> _GIVEN EXERCISE_
Would you copy out the whole listing exactly as given?

> _RECORD LIST_
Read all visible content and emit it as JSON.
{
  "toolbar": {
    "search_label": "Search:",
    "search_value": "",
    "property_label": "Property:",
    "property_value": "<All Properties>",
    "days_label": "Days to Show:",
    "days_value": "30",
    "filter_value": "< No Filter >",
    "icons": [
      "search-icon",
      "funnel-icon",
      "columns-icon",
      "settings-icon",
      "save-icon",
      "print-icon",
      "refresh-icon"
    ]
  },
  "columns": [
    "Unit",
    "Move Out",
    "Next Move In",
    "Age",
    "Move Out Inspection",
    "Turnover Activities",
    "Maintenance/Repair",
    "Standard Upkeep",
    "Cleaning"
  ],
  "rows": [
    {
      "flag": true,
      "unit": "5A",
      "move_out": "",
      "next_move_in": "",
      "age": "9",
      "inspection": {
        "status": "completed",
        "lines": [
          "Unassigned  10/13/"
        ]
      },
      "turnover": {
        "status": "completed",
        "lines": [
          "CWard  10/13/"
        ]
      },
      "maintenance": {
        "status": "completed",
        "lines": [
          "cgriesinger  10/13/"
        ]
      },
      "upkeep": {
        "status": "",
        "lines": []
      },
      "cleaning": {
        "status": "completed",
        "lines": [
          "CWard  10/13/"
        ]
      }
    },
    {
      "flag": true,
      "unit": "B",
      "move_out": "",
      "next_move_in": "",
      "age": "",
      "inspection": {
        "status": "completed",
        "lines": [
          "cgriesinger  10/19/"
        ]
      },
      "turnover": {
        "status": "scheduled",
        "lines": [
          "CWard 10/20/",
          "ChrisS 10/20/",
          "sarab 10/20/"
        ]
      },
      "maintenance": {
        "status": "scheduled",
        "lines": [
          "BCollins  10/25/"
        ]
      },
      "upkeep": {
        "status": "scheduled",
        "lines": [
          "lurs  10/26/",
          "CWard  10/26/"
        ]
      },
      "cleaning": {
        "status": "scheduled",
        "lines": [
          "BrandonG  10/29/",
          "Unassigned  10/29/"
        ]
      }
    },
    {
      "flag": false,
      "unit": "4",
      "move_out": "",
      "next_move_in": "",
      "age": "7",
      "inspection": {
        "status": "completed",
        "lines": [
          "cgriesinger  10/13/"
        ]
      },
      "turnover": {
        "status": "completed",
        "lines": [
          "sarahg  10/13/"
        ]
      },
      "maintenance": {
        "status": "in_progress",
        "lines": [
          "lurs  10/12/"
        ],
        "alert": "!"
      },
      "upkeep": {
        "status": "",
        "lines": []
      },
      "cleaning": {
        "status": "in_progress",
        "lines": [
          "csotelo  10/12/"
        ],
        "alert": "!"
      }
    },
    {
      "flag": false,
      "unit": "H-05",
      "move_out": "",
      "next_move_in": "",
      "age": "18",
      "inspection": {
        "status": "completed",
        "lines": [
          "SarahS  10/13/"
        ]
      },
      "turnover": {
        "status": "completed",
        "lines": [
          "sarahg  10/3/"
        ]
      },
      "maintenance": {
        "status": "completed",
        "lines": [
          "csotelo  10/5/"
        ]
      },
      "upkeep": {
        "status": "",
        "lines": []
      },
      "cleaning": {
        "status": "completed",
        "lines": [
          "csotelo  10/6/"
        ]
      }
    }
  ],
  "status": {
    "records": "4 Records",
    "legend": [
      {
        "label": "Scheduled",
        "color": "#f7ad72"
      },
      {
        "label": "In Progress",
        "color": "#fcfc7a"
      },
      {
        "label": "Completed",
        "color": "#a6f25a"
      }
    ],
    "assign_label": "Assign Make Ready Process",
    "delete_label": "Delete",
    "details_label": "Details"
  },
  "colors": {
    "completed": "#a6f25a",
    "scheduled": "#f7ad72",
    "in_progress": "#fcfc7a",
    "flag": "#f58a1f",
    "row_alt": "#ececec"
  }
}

> _RESULT OF THE EXERCISE_
Read all visible content and emit it as JSON.
{
  "toolbar": {
    "search_label": "Search:",
    "search_value": "",
    "property_label": "Property:",
    "property_value": "<All Properties>",
    "days_label": "Days to Show:",
    "days_value": "30",
    "filter_value": "< No Filter >",
    "icons": [
      "search-icon",
      "funnel-icon",
      "columns-icon",
      "settings-icon",
      "save-icon",
      "print-icon",
      "refresh-icon"
    ]
  },
  "columns": [
    "Unit",
    "Move Out",
    "Next Move In",
    "Age",
    "Move Out Inspection",
    "Turnover Activities",
    "Maintenance/Repair",
    "Standard Upkeep",
    "Cleaning"
  ],
  "rows": [
    {
      "flag": true,
      "unit": "5A",
      "move_out": "",
      "next_move_in": "",
      "age": "9",
      "inspection": {
        "status": "completed",
        "lines": [
          "Unassigned  10/13/"
        ]
      },
      "turnover": {
        "status": "completed",
        "lines": [
          "CWard  10/13/"
        ]
      },
      "maintenance": {
        "status": "completed",
        "lines": [
          "cgriesinger  10/13/"
        ]
      },
      "upkeep": {
        "status": "",
        "lines": []
      },
      "cleaning": {
        "status": "completed",
        "lines": [
          "CWard  10/13/"
        ]
      }
    },
    {
      "flag": true,
      "unit": "B",
      "move_out": "",
      "next_move_in": "",
      "age": "",
      "inspection": {
        "status": "completed",
        "lines": [
          "cgriesinger  10/19/"
        ]
      },
      "turnover": {
        "status": "scheduled",
        "lines": [
          "CWard 10/20/",
          "ChrisS 10/20/",
          "sarab 10/20/"
        ]
      },
      "maintenance": {
        "status": "scheduled",
        "lines": [
          "BCollins  10/25/"
        ]
      },
      "upkeep": {
        "status": "scheduled",
        "lines": [
          "lurs  10/26/",
          "CWard  10/26/"
        ]
      },
      "cleaning": {
        "status": "scheduled",
        "lines": [
          "BrandonG  10/29/",
          "Unassigned  10/29/"
        ]
      }
    },
    {
      "flag": false,
      "unit": "4",
      "move_out": "",
      "next_move_in": "",
      "age": "7",
      "inspection": {
        "status": "completed",
        "lines": [
          "cgriesinger  10/13/"
        ]
      },
      "turnover": {
        "status": "completed",
        "lines": [
          "sarahg  10/13/"
        ]
      },
      "maintenance": {
        "status": "in_progress",
        "lines": [
          "lurs  10/12/"
        ],
        "alert": "!"
      },
      "upkeep": {
        "status": "",
        "lines": []
      },
      "cleaning": {
        "status": "in_progress",
        "lines": [
          "csotelo  10/12/"
        ],
        "alert": "!"
      }
    },
    {
      "flag": false,
      "unit": "H-05",
      "move_out": "",
      "next_move_in": "",
      "age": "18",
      "inspection": {
        "status": "completed",
        "lines": [
          "SarahS  10/13/"
        ]
      },
      "turnover": {
        "status": "completed",
        "lines": [
          "sarahg  10/3/"
        ]
      },
      "maintenance": {
        "status": "completed",
        "lines": [
          "csotelo  10/5/"
        ]
      },
      "upkeep": {
        "status": "",
        "lines": []
      },
      "cleaning": {
        "status": "completed",
        "lines": [
          "csotelo  10/6/"
        ]
      }
    }
  ],
  "status": {
    "records": "4 Records",
    "legend": [
      {
        "label": "Scheduled",
        "color": "#f7ad72"
      },
      {
        "label": "In Progress",
        "color": "#fcfc7a"
      },
      {
        "label": "Completed",
        "color": "#a6f25a"
      }
    ],
    "assign_label": "Assign Make Ready Process",
    "delete_label": "Delete",
    "details_label": "Details"
  },
  "colors": {
    "completed": "#a6f25a",
    "scheduled": "#f7ad72",
    "in_progress": "#fcfc7a",
    "flag": "#f58a1f",
    "row_alt": "#ececec"
  }
}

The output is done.